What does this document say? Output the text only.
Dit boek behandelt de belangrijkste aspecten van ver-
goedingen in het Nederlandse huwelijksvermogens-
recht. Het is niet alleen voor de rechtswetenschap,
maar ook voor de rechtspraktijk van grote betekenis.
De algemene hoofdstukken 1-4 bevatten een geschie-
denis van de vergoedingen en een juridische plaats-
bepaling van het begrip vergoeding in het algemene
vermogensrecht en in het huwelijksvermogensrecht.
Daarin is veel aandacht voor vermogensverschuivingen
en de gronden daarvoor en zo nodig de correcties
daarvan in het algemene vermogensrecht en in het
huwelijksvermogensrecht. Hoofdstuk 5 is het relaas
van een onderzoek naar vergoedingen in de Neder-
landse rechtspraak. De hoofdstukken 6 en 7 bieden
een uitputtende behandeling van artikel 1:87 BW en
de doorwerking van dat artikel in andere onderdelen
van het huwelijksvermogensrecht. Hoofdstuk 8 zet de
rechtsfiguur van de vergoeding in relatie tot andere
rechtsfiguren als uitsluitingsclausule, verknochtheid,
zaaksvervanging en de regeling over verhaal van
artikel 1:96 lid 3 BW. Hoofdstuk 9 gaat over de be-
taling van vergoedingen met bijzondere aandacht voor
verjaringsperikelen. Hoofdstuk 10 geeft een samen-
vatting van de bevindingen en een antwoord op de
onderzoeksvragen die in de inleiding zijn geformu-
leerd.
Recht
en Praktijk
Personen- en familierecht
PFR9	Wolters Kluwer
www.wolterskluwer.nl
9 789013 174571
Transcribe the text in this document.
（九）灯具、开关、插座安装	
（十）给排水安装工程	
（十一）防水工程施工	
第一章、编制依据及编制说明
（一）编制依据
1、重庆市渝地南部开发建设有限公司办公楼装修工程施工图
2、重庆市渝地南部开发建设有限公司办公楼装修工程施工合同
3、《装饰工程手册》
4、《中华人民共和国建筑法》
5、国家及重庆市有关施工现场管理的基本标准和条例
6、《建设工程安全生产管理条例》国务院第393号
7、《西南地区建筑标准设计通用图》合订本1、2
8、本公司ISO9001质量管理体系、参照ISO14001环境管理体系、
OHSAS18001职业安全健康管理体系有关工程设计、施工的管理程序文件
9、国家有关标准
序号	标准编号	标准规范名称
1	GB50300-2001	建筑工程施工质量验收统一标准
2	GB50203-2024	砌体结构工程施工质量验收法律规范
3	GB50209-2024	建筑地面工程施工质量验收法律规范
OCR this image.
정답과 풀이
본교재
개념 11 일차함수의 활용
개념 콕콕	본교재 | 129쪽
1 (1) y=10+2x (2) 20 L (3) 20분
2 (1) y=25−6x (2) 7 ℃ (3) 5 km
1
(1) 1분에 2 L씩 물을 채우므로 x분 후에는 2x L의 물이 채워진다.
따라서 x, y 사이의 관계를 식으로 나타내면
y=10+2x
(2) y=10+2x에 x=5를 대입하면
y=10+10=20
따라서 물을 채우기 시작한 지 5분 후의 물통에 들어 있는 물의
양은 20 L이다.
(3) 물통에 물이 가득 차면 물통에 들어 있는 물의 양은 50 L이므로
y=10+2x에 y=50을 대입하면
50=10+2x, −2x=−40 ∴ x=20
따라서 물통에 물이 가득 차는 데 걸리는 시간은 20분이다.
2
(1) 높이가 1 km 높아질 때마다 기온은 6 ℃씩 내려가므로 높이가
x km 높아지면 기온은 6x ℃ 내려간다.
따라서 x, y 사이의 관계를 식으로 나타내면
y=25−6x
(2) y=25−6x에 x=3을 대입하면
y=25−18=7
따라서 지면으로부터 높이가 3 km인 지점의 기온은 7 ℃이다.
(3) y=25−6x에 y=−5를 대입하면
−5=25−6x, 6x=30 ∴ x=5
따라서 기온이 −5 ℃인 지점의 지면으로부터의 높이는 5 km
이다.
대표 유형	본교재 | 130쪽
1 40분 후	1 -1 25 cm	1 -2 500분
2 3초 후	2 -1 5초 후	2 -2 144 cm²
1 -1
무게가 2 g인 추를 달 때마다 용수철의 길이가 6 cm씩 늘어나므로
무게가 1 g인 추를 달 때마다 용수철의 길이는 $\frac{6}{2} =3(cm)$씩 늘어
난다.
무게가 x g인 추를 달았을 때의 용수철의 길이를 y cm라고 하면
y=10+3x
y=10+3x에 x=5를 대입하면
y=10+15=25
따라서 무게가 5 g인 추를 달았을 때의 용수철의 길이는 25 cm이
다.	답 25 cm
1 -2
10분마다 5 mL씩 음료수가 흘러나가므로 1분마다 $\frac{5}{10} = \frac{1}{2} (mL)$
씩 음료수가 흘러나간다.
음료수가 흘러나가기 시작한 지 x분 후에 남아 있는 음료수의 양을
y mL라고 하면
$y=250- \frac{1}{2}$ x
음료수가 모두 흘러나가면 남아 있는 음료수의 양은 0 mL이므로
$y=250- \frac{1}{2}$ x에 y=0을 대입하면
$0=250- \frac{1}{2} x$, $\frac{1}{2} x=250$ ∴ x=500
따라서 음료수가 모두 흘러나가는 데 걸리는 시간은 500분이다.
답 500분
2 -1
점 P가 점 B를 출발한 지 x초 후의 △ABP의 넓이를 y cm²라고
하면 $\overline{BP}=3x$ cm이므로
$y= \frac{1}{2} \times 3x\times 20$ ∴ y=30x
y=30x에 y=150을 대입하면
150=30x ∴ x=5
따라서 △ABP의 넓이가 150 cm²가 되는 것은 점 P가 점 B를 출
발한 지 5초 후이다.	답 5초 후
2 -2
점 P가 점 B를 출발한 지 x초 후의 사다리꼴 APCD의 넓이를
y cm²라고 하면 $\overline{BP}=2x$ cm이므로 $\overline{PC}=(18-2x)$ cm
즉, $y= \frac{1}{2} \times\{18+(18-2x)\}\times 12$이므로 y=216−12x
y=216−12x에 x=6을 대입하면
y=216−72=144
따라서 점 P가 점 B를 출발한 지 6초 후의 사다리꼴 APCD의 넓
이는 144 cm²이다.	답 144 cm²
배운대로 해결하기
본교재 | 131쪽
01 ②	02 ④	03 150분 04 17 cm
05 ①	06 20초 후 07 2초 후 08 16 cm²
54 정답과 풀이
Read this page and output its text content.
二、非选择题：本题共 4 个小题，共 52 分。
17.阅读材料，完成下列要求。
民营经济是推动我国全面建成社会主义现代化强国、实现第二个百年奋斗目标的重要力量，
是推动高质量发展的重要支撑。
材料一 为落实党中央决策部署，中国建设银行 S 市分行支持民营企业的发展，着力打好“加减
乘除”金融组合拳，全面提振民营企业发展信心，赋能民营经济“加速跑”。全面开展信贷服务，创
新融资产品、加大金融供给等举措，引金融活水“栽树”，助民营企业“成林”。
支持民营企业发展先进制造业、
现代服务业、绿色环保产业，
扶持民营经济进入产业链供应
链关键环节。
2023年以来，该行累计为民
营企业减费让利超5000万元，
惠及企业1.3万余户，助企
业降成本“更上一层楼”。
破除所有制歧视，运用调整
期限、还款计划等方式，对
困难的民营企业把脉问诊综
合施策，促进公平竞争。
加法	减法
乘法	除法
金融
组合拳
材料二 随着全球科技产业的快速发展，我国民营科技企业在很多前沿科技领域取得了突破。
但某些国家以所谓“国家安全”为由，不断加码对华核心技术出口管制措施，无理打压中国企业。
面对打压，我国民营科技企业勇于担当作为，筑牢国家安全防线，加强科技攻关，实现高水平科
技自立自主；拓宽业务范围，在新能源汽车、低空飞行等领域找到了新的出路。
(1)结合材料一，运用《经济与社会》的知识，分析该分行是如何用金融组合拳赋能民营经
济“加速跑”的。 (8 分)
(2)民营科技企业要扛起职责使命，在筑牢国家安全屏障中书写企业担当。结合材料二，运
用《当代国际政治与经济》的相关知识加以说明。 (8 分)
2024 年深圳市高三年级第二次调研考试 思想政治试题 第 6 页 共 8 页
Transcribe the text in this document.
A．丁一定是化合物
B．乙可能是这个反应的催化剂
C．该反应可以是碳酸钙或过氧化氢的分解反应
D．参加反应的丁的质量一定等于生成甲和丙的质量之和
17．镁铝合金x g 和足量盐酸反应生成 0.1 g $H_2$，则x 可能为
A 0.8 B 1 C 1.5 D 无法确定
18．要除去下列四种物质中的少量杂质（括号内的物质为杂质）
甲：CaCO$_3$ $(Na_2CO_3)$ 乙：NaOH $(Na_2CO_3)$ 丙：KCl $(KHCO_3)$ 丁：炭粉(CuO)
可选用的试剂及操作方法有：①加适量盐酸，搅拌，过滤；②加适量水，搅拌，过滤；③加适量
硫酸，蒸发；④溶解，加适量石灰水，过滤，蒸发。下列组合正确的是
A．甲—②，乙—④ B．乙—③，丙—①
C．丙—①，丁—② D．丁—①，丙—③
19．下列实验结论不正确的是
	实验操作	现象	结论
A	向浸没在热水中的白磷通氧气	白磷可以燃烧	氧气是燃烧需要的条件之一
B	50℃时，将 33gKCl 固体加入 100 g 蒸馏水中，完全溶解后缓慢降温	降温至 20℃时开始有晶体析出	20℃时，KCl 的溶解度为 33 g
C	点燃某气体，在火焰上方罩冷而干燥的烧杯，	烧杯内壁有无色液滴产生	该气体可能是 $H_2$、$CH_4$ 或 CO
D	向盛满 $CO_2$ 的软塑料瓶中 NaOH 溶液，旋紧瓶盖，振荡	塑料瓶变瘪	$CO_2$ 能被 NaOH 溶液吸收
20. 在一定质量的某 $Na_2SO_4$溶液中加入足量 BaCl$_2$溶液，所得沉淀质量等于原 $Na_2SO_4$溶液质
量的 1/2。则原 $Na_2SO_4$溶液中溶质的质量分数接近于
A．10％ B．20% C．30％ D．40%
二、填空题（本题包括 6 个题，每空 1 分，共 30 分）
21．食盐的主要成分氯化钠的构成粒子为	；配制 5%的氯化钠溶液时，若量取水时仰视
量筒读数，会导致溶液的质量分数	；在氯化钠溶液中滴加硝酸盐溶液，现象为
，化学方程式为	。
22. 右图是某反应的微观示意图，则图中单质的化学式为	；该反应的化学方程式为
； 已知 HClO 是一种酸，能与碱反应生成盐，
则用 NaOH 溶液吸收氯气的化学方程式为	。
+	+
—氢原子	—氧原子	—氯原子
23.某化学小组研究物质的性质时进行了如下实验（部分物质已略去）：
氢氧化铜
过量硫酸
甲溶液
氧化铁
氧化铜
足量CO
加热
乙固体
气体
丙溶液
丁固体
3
○ ○ ○ ○ ○
§ Description of the task: From the data, pick out every line that includes "vergoedingen".

§ Solution:
denis van de vergoedingen en een juridische plaats-
van een onderzoek naar vergoedingen in de Neder-
taling van vergoedingen met bijzondere aandacht voor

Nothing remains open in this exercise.